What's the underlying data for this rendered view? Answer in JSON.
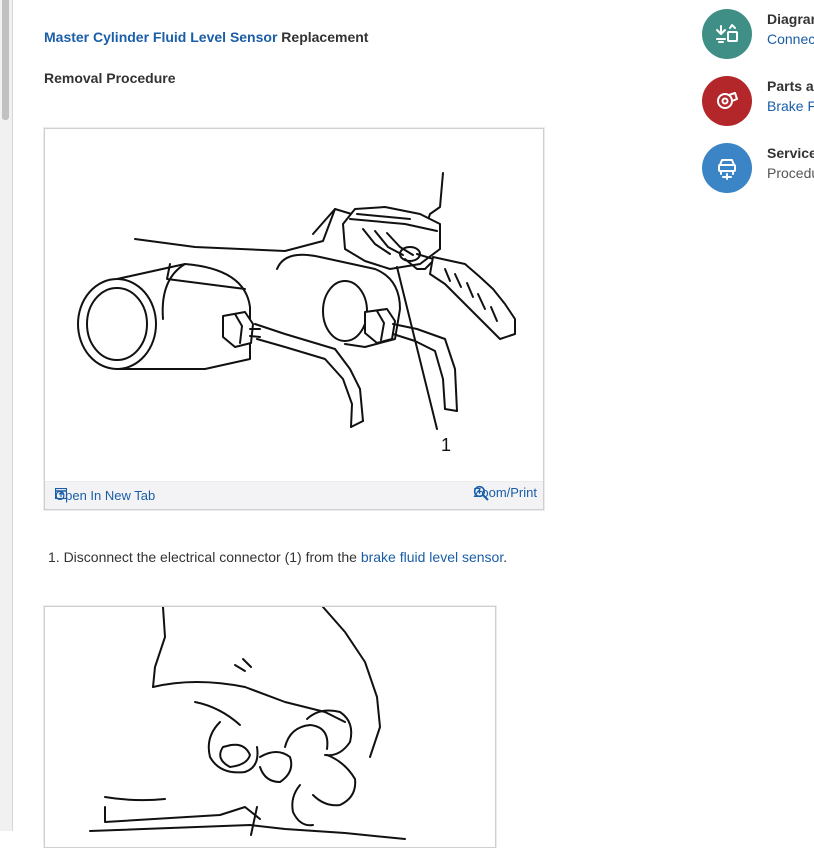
{
  "article": {
    "title_link": "Master Cylinder Fluid Level Sensor",
    "title_rest": " Replacement",
    "subtitle": "Removal Procedure"
  },
  "figure1": {
    "callout_label": "1",
    "open_tab_label": "Open In New Tab",
    "zoom_label": "Zoom/Print"
  },
  "step1": {
    "text_before": "1. Disconnect the electrical connector (1) from the ",
    "link": "brake fluid level sensor",
    "text_after": "."
  },
  "sidebar": {
    "items": [
      {
        "title": "Diagram",
        "sub": "Connec",
        "color": "#3f8f86",
        "icon": "diagram-icon"
      },
      {
        "title": "Parts ar",
        "sub": "Brake F",
        "color": "#b3272a",
        "icon": "parts-icon"
      },
      {
        "title": "Service",
        "sub": "Procedu",
        "color": "#3b84c6",
        "icon": "service-icon"
      }
    ]
  },
  "colors": {
    "link": "#1a5ea8",
    "text": "#333333"
  }
}
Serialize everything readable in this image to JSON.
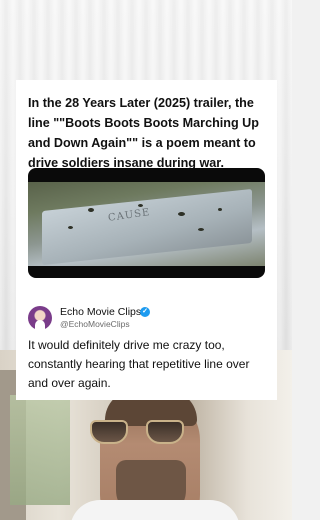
{
  "post": {
    "headline": "In the 28 Years Later (2025) trailer, the line \"\"Boots Boots Boots Marching Up and Down Again\"\" is a poem meant to drive soldiers insane during war.",
    "media": {
      "caption_text": "CAUSE"
    },
    "author": {
      "name": "Echo Movie Clips",
      "handle": "@EchoMovieClips",
      "verified_glyph": "✓"
    },
    "body": "It would definitely drive me crazy too, constantly hearing that repetitive line over and over again."
  },
  "colors": {
    "card_background": "#ffffff",
    "verified_badge": "#1d9bf0",
    "text": "#111111",
    "handle": "#6b6b6b"
  }
}
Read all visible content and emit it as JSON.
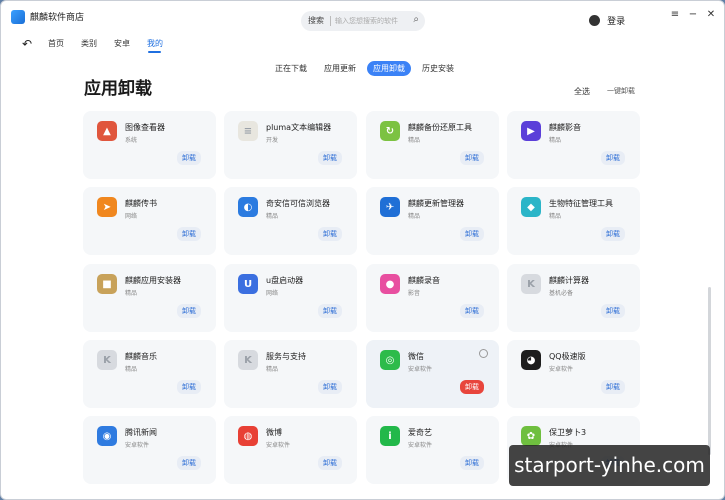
{
  "app": {
    "title": "麒麟软件商店"
  },
  "search": {
    "label": "搜索",
    "placeholder": "输入您想搜索的软件"
  },
  "user": {
    "label": "登录"
  },
  "window_controls": {
    "menu": "≡",
    "minimize": "−",
    "close": "✕"
  },
  "nav": {
    "back": "↶",
    "items": [
      "首页",
      "类别",
      "安卓",
      "我的"
    ],
    "active_index": 3
  },
  "subtabs": {
    "items": [
      "正在下载",
      "应用更新",
      "应用卸载",
      "历史安装"
    ],
    "active_index": 2
  },
  "page": {
    "title": "应用卸载",
    "select_all": "全选",
    "uninstall_all": "一键卸载"
  },
  "apps": [
    {
      "name": "图像查看器",
      "category": "系统",
      "button": "卸载",
      "color": "#e0563d",
      "icon": "image-viewer-icon",
      "glyph": "▲"
    },
    {
      "name": "pluma文本编辑器",
      "category": "开发",
      "button": "卸载",
      "color": "#e8e6df",
      "icon": "text-editor-icon",
      "glyph": "≡"
    },
    {
      "name": "麒麟备份还原工具",
      "category": "精品",
      "button": "卸载",
      "color": "#7cc242",
      "icon": "backup-icon",
      "glyph": "↻"
    },
    {
      "name": "麒麟影音",
      "category": "精品",
      "button": "卸载",
      "color": "#5b3fd9",
      "icon": "video-player-icon",
      "glyph": "▶"
    },
    {
      "name": "麒麟传书",
      "category": "网络",
      "button": "卸载",
      "color": "#f0871f",
      "icon": "file-transfer-icon",
      "glyph": "➤"
    },
    {
      "name": "奇安信可信浏览器",
      "category": "精品",
      "button": "卸载",
      "color": "#2b7be0",
      "icon": "browser-icon",
      "glyph": "◐"
    },
    {
      "name": "麒麟更新管理器",
      "category": "精品",
      "button": "卸载",
      "color": "#1f6fd6",
      "icon": "update-manager-icon",
      "glyph": "✈"
    },
    {
      "name": "生物特征管理工具",
      "category": "精品",
      "button": "卸载",
      "color": "#2bb5c8",
      "icon": "biometric-icon",
      "glyph": "◆"
    },
    {
      "name": "麒麟应用安装器",
      "category": "精品",
      "button": "卸载",
      "color": "#c8a25a",
      "icon": "installer-icon",
      "glyph": "■"
    },
    {
      "name": "u盘启动器",
      "category": "网络",
      "button": "卸载",
      "color": "#3b6fe0",
      "icon": "usb-boot-icon",
      "glyph": "U"
    },
    {
      "name": "麒麟录音",
      "category": "影音",
      "button": "卸载",
      "color": "#e84fa0",
      "icon": "recorder-icon",
      "glyph": "●"
    },
    {
      "name": "麒麟计算器",
      "category": "基机必备",
      "button": "卸载",
      "color": "#d7dadf",
      "icon": "calculator-icon",
      "glyph": "K"
    },
    {
      "name": "麒麟音乐",
      "category": "精品",
      "button": "卸载",
      "color": "#d7dadf",
      "icon": "music-icon",
      "glyph": "K"
    },
    {
      "name": "服务与支持",
      "category": "精品",
      "button": "卸载",
      "color": "#d7dadf",
      "icon": "support-icon",
      "glyph": "K"
    },
    {
      "name": "微信",
      "category": "安卓软件",
      "button": "卸载",
      "color": "#2dbb4a",
      "icon": "wechat-icon",
      "glyph": "◎",
      "highlight": true
    },
    {
      "name": "QQ极速版",
      "category": "安卓软件",
      "button": "卸载",
      "color": "#1e1e1e",
      "icon": "qq-icon",
      "glyph": "◕"
    },
    {
      "name": "腾讯新闻",
      "category": "安卓软件",
      "button": "卸载",
      "color": "#2f7be0",
      "icon": "tencent-news-icon",
      "glyph": "◉"
    },
    {
      "name": "微博",
      "category": "安卓软件",
      "button": "卸载",
      "color": "#e84035",
      "icon": "weibo-icon",
      "glyph": "◍"
    },
    {
      "name": "爱奇艺",
      "category": "安卓软件",
      "button": "卸载",
      "color": "#22b84a",
      "icon": "iqiyi-icon",
      "glyph": "i"
    },
    {
      "name": "保卫萝卜3",
      "category": "安卓软件",
      "button": "卸载",
      "color": "#6fbf3f",
      "icon": "game-icon",
      "glyph": "✿"
    }
  ],
  "watermark": {
    "text": "starport-yinhe.com"
  }
}
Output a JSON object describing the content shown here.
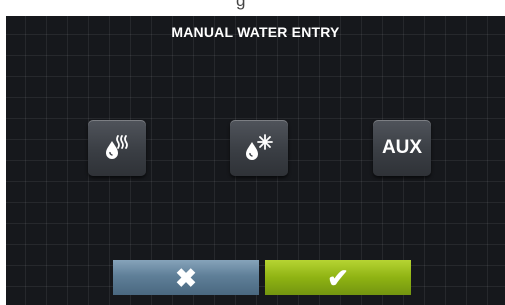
{
  "top_strip": {
    "partial_text": "g"
  },
  "screen": {
    "title": "MANUAL WATER ENTRY",
    "buttons": [
      {
        "name": "hot-water",
        "icon": "hot-water-drop-icon"
      },
      {
        "name": "cold-water",
        "icon": "cold-water-drop-icon"
      },
      {
        "name": "aux",
        "label": "AUX"
      }
    ],
    "actions": {
      "cancel_glyph": "✖",
      "confirm_glyph": "✔"
    }
  },
  "colors": {
    "background": "#16181c",
    "button": "#3a3e44",
    "cancel": "#5f7f98",
    "confirm": "#8fb313"
  }
}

**********

**What the task requires**: Check every line for "content" and show the ones that have it.

**Answer to the task**:
Read all visible content and emit it as JSON.
Output a JSON object describing the content shown here.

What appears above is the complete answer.